[Begin]
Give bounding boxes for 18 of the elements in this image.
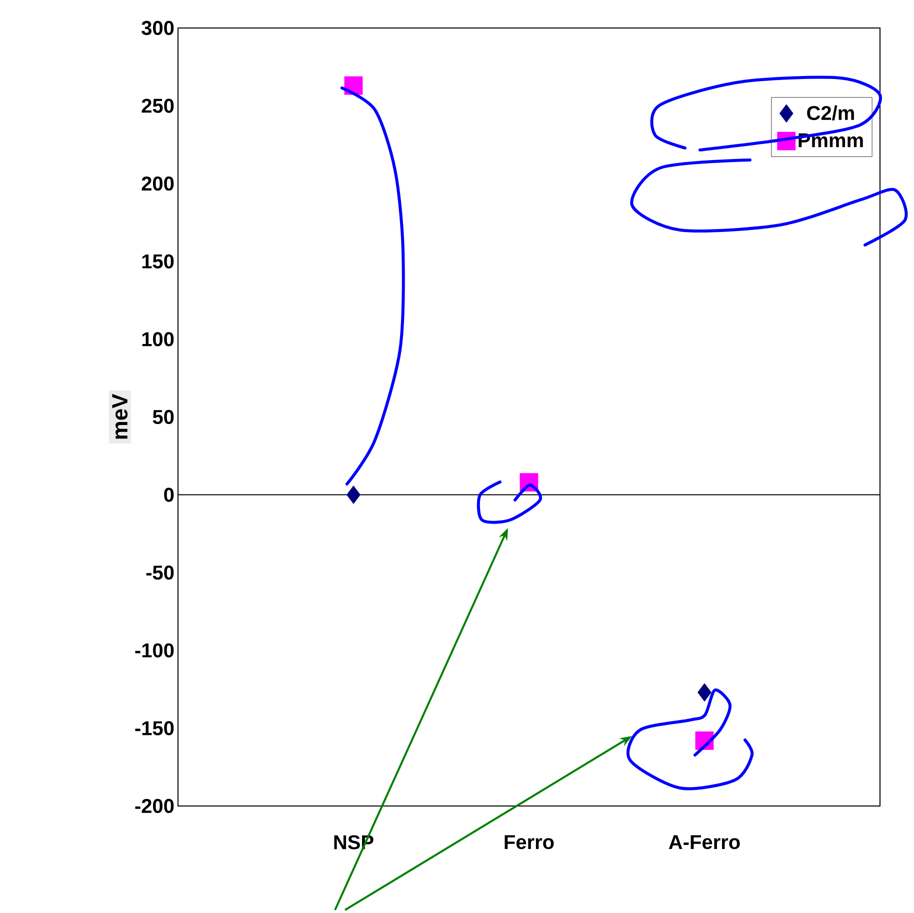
x-tick-label: Ferro <box>504 835 554 850</box>
legend-label: C2/m <box>807 105 854 120</box>
y-tick-label: 250 <box>142 98 174 113</box>
y-axis-title: meV <box>112 394 128 439</box>
y-tick-label: 200 <box>142 176 174 191</box>
y-tick-label: -150 <box>135 721 174 736</box>
point <box>698 683 712 702</box>
y-tick-label: 50 <box>152 410 174 424</box>
y-tick-label: -50 <box>146 566 174 580</box>
y-tick-label: -100 <box>135 643 174 658</box>
y-tick-label: 100 <box>142 332 174 346</box>
y-tick-label: 0 <box>164 488 174 502</box>
x-tick-label: A-Ferro <box>668 835 740 850</box>
y-tick-label: 300 <box>142 20 174 36</box>
legend-label: Pmmm <box>798 133 863 148</box>
y-tick-label: 150 <box>142 254 174 268</box>
y-tick-label: -200 <box>135 798 174 814</box>
point <box>346 486 360 504</box>
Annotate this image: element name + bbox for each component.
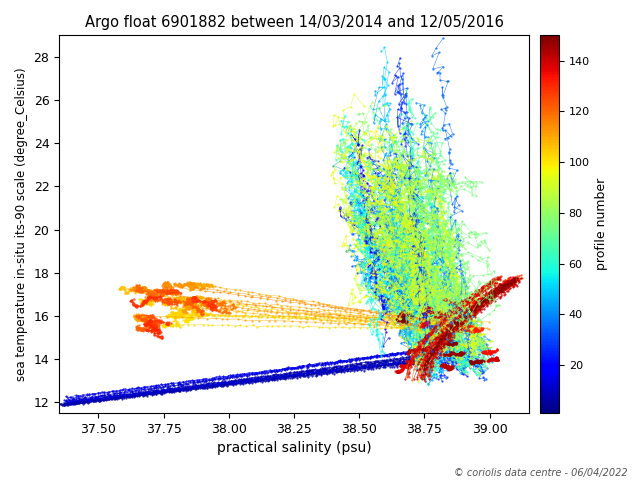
Y-axis label: profile number: profile number: [595, 178, 609, 270]
Y-axis label: sea temperature in-situ its-90 scale (degree_Celsius): sea temperature in-situ its-90 scale (de…: [15, 67, 28, 381]
Title: Argo float 6901882 between 14/03/2014 and 12/05/2016: Argo float 6901882 between 14/03/2014 an…: [84, 15, 504, 30]
Text: © coriolis data centre - 06/04/2022: © coriolis data centre - 06/04/2022: [454, 468, 627, 478]
X-axis label: practical salinity (psu): practical salinity (psu): [217, 442, 371, 456]
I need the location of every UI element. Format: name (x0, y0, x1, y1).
[End]
| GIVEN PROBLEM |
Reproduce every item above line for line, leaving out the pictures.

| ANSWER TO THIS TASK |
Give bounding boxes for 18 of the elements in this image.
x-tick-label: Ferro <box>504 835 554 850</box>
legend-label: C2/m <box>807 105 854 120</box>
y-tick-label: 250 <box>142 98 174 113</box>
y-axis-title: meV <box>112 394 128 439</box>
y-tick-label: 200 <box>142 176 174 191</box>
y-tick-label: -150 <box>135 721 174 736</box>
point <box>698 683 712 702</box>
y-tick-label: 50 <box>152 410 174 424</box>
y-tick-label: -50 <box>146 566 174 580</box>
y-tick-label: -100 <box>135 643 174 658</box>
y-tick-label: 100 <box>142 332 174 346</box>
y-tick-label: 0 <box>164 488 174 502</box>
x-tick-label: A-Ferro <box>668 835 740 850</box>
y-tick-label: 300 <box>142 20 174 36</box>
legend-label: Pmmm <box>798 133 863 148</box>
y-tick-label: 150 <box>142 254 174 268</box>
y-tick-label: -200 <box>135 798 174 814</box>
point <box>346 486 360 504</box>
Annotate this image: element name + bbox for each component.
Y-axis label: profile number: profile number: [595, 178, 609, 270]
Y-axis label: sea temperature in-situ its-90 scale (degree_Celsius): sea temperature in-situ its-90 scale (de…: [15, 67, 28, 381]
Title: Argo float 6901882 between 14/03/2014 and 12/05/2016: Argo float 6901882 between 14/03/2014 an…: [84, 15, 504, 30]
Text: © coriolis data centre - 06/04/2022: © coriolis data centre - 06/04/2022: [454, 468, 627, 478]
X-axis label: practical salinity (psu): practical salinity (psu): [217, 442, 371, 456]
I need the location of every UI element. Format: name (x0, y0, x1, y1).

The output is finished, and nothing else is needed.